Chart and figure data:

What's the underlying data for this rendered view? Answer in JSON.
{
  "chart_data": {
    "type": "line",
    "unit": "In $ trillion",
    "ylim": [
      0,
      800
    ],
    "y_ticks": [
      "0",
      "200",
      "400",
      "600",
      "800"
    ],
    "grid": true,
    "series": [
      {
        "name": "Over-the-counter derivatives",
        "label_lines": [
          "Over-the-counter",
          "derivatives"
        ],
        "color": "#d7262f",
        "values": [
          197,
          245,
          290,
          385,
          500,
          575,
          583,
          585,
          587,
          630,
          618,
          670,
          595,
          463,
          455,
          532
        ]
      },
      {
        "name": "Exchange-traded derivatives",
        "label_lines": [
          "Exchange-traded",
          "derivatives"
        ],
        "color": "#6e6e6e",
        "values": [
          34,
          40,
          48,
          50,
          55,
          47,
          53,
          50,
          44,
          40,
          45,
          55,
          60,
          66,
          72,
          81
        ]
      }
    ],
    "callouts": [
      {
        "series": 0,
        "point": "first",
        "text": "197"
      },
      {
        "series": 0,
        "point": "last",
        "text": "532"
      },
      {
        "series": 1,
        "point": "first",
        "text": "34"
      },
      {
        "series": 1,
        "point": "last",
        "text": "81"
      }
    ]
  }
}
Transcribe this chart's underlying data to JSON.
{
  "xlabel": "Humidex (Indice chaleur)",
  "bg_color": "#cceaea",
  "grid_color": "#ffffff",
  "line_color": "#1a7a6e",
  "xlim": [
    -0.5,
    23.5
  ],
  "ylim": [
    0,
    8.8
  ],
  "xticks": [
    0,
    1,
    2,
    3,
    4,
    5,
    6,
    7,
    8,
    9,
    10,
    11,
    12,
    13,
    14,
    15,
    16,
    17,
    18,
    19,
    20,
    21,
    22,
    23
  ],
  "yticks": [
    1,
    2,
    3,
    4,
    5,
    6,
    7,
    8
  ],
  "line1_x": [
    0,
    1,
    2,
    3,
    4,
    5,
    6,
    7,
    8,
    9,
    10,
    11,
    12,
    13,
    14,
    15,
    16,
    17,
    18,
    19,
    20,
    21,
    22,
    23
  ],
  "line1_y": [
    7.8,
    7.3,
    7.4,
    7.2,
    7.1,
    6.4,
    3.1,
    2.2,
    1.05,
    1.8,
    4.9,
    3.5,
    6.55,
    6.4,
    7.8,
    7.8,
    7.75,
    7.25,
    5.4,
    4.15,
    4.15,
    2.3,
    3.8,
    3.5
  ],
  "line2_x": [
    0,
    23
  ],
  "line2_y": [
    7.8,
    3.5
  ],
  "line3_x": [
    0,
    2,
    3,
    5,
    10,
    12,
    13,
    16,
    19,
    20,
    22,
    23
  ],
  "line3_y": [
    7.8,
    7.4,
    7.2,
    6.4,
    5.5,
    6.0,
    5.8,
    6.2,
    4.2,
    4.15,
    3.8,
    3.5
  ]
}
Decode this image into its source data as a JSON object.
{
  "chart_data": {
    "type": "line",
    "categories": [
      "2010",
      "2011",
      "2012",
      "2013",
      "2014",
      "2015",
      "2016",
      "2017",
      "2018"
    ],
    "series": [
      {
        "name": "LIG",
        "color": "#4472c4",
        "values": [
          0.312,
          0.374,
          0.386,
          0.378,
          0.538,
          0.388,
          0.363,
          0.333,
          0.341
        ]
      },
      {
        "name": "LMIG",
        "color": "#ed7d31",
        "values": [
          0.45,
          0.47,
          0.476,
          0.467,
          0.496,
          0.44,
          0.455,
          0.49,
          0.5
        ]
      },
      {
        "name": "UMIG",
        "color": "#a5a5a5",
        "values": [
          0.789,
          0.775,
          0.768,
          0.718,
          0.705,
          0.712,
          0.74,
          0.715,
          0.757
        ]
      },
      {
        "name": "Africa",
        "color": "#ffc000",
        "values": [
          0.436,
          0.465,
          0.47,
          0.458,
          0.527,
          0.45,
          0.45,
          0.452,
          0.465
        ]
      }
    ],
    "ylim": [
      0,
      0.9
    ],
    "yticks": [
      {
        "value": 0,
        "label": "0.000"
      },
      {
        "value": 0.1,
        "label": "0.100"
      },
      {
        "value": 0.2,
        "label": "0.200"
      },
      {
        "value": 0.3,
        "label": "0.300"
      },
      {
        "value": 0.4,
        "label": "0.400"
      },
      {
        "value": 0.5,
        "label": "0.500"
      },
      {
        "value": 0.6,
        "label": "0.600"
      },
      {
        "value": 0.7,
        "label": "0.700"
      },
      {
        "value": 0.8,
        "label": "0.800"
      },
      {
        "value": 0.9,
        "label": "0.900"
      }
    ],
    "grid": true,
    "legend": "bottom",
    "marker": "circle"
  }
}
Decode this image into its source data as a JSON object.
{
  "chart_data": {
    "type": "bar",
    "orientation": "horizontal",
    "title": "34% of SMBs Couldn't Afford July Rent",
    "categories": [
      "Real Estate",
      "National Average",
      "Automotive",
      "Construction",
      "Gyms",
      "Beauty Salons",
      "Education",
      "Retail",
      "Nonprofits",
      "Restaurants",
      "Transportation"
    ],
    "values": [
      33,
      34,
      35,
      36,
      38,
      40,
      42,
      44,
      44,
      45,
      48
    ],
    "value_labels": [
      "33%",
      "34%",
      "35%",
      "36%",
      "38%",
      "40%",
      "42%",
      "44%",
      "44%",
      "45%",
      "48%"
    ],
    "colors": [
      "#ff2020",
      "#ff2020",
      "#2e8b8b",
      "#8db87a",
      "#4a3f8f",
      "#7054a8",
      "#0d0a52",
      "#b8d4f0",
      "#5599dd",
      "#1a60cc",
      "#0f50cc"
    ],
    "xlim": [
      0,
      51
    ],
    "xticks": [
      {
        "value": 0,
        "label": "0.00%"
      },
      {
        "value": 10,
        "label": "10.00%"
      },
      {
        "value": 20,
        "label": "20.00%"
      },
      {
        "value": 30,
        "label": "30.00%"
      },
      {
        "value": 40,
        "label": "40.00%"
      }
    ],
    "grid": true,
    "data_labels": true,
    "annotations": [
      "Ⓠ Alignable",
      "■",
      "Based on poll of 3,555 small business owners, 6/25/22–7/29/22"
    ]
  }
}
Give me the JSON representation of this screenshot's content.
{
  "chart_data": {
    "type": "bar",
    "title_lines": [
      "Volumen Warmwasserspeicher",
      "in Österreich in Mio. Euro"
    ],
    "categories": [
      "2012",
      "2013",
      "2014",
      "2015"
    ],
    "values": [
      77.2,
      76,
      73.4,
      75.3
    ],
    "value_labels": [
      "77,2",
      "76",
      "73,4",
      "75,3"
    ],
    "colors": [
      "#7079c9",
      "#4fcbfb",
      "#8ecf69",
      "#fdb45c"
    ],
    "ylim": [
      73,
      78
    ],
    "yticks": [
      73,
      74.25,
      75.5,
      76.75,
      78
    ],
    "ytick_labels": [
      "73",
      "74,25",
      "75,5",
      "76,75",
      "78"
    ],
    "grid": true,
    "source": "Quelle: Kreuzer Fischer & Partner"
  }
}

[Exercise instructions] Copy the material above verbatim.

[Output of the exercise]
What's the underlying data for this rendered view? Answer in JSON.
{
  "chart_data": {
    "type": "line",
    "unit": "In $ trillion",
    "ylim": [
      0,
      800
    ],
    "y_ticks": [
      "0",
      "200",
      "400",
      "600",
      "800"
    ],
    "grid": true,
    "series": [
      {
        "name": "Over-the-counter derivatives",
        "label_lines": [
          "Over-the-counter",
          "derivatives"
        ],
        "color": "#d7262f",
        "values": [
          197,
          245,
          290,
          385,
          500,
          575,
          583,
          585,
          587,
          630,
          618,
          670,
          595,
          463,
          455,
          532
        ]
      },
      {
        "name": "Exchange-traded derivatives",
        "label_lines": [
          "Exchange-traded",
          "derivatives"
        ],
        "color": "#6e6e6e",
        "values": [
          34,
          40,
          48,
          50,
          55,
          47,
          53,
          50,
          44,
          40,
          45,
          55,
          60,
          66,
          72,
          81
        ]
      }
    ],
    "callouts": [
      {
        "series": 0,
        "point": "first",
        "text": "197"
      },
      {
        "series": 0,
        "point": "last",
        "text": "532"
      },
      {
        "series": 1,
        "point": "first",
        "text": "34"
      },
      {
        "series": 1,
        "point": "last",
        "text": "81"
      }
    ]
  }
}
Transcribe this chart's underlying data to JSON.
{
  "xlabel": "Humidex (Indice chaleur)",
  "bg_color": "#cceaea",
  "grid_color": "#ffffff",
  "line_color": "#1a7a6e",
  "xlim": [
    -0.5,
    23.5
  ],
  "ylim": [
    0,
    8.8
  ],
  "xticks": [
    0,
    1,
    2,
    3,
    4,
    5,
    6,
    7,
    8,
    9,
    10,
    11,
    12,
    13,
    14,
    15,
    16,
    17,
    18,
    19,
    20,
    21,
    22,
    23
  ],
  "yticks": [
    1,
    2,
    3,
    4,
    5,
    6,
    7,
    8
  ],
  "line1_x": [
    0,
    1,
    2,
    3,
    4,
    5,
    6,
    7,
    8,
    9,
    10,
    11,
    12,
    13,
    14,
    15,
    16,
    17,
    18,
    19,
    20,
    21,
    22,
    23
  ],
  "line1_y": [
    7.8,
    7.3,
    7.4,
    7.2,
    7.1,
    6.4,
    3.1,
    2.2,
    1.05,
    1.8,
    4.9,
    3.5,
    6.55,
    6.4,
    7.8,
    7.8,
    7.75,
    7.25,
    5.4,
    4.15,
    4.15,
    2.3,
    3.8,
    3.5
  ],
  "line2_x": [
    0,
    23
  ],
  "line2_y": [
    7.8,
    3.5
  ],
  "line3_x": [
    0,
    2,
    3,
    5,
    10,
    12,
    13,
    16,
    19,
    20,
    22,
    23
  ],
  "line3_y": [
    7.8,
    7.4,
    7.2,
    6.4,
    5.5,
    6.0,
    5.8,
    6.2,
    4.2,
    4.15,
    3.8,
    3.5
  ]
}
Decode this image into its source data as a JSON object.
{
  "chart_data": {
    "type": "line",
    "categories": [
      "2010",
      "2011",
      "2012",
      "2013",
      "2014",
      "2015",
      "2016",
      "2017",
      "2018"
    ],
    "series": [
      {
        "name": "LIG",
        "color": "#4472c4",
        "values": [
          0.312,
          0.374,
          0.386,
          0.378,
          0.538,
          0.388,
          0.363,
          0.333,
          0.341
        ]
      },
      {
        "name": "LMIG",
        "color": "#ed7d31",
        "values": [
          0.45,
          0.47,
          0.476,
          0.467,
          0.496,
          0.44,
          0.455,
          0.49,
          0.5
        ]
      },
      {
        "name": "UMIG",
        "color": "#a5a5a5",
        "values": [
          0.789,
          0.775,
          0.768,
          0.718,
          0.705,
          0.712,
          0.74,
          0.715,
          0.757
        ]
      },
      {
        "name": "Africa",
        "color": "#ffc000",
        "values": [
          0.436,
          0.465,
          0.47,
          0.458,
          0.527,
          0.45,
          0.45,
          0.452,
          0.465
        ]
      }
    ],
    "ylim": [
      0,
      0.9
    ],
    "yticks": [
      {
        "value": 0,
        "label": "0.000"
      },
      {
        "value": 0.1,
        "label": "0.100"
      },
      {
        "value": 0.2,
        "label": "0.200"
      },
      {
        "value": 0.3,
        "label": "0.300"
      },
      {
        "value": 0.4,
        "label": "0.400"
      },
      {
        "value": 0.5,
        "label": "0.500"
      },
      {
        "value": 0.6,
        "label": "0.600"
      },
      {
        "value": 0.7,
        "label": "0.700"
      },
      {
        "value": 0.8,
        "label": "0.800"
      },
      {
        "value": 0.9,
        "label": "0.900"
      }
    ],
    "grid": true,
    "legend": "bottom",
    "marker": "circle"
  }
}
Decode this image into its source data as a JSON object.
{
  "chart_data": {
    "type": "bar",
    "orientation": "horizontal",
    "title": "34% of SMBs Couldn't Afford July Rent",
    "categories": [
      "Real Estate",
      "National Average",
      "Automotive",
      "Construction",
      "Gyms",
      "Beauty Salons",
      "Education",
      "Retail",
      "Nonprofits",
      "Restaurants",
      "Transportation"
    ],
    "values": [
      33,
      34,
      35,
      36,
      38,
      40,
      42,
      44,
      44,
      45,
      48
    ],
    "value_labels": [
      "33%",
      "34%",
      "35%",
      "36%",
      "38%",
      "40%",
      "42%",
      "44%",
      "44%",
      "45%",
      "48%"
    ],
    "colors": [
      "#ff2020",
      "#ff2020",
      "#2e8b8b",
      "#8db87a",
      "#4a3f8f",
      "#7054a8",
      "#0d0a52",
      "#b8d4f0",
      "#5599dd",
      "#1a60cc",
      "#0f50cc"
    ],
    "xlim": [
      0,
      51
    ],
    "xticks": [
      {
        "value": 0,
        "label": "0.00%"
      },
      {
        "value": 10,
        "label": "10.00%"
      },
      {
        "value": 20,
        "label": "20.00%"
      },
      {
        "value": 30,
        "label": "30.00%"
      },
      {
        "value": 40,
        "label": "40.00%"
      }
    ],
    "grid": true,
    "data_labels": true,
    "annotations": [
      "Ⓠ Alignable",
      "■",
      "Based on poll of 3,555 small business owners, 6/25/22–7/29/22"
    ]
  }
}
Give me the JSON representation of this screenshot's content.
{
  "chart_data": {
    "type": "bar",
    "title_lines": [
      "Volumen Warmwasserspeicher",
      "in Österreich in Mio. Euro"
    ],
    "categories": [
      "2012",
      "2013",
      "2014",
      "2015"
    ],
    "values": [
      77.2,
      76,
      73.4,
      75.3
    ],
    "value_labels": [
      "77,2",
      "76",
      "73,4",
      "75,3"
    ],
    "colors": [
      "#7079c9",
      "#4fcbfb",
      "#8ecf69",
      "#fdb45c"
    ],
    "ylim": [
      73,
      78
    ],
    "yticks": [
      73,
      74.25,
      75.5,
      76.75,
      78
    ],
    "ytick_labels": [
      "73",
      "74,25",
      "75,5",
      "76,75",
      "78"
    ],
    "grid": true,
    "source": "Quelle: Kreuzer Fischer & Partner"
  }
}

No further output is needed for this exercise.